## Start DATASET RECORDS

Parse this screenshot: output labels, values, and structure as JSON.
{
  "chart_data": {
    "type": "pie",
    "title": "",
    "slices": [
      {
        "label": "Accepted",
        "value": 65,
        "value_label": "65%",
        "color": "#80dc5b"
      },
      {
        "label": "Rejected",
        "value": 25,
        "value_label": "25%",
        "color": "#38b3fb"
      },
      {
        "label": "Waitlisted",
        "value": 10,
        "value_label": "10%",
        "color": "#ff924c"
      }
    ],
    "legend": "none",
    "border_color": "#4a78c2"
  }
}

## End DATASET RECORDS

_GIVEN REQUEST_. Extract all of the data shown above without alteration.

_FINISHED ANSWER_.
Parse this screenshot: output labels, values, and structure as JSON.
{
  "chart_data": {
    "type": "pie",
    "title": "",
    "slices": [
      {
        "label": "Accepted",
        "value": 65,
        "value_label": "65%",
        "color": "#80dc5b"
      },
      {
        "label": "Rejected",
        "value": 25,
        "value_label": "25%",
        "color": "#38b3fb"
      },
      {
        "label": "Waitlisted",
        "value": 10,
        "value_label": "10%",
        "color": "#ff924c"
      }
    ],
    "legend": "none",
    "border_color": "#4a78c2"
  }
}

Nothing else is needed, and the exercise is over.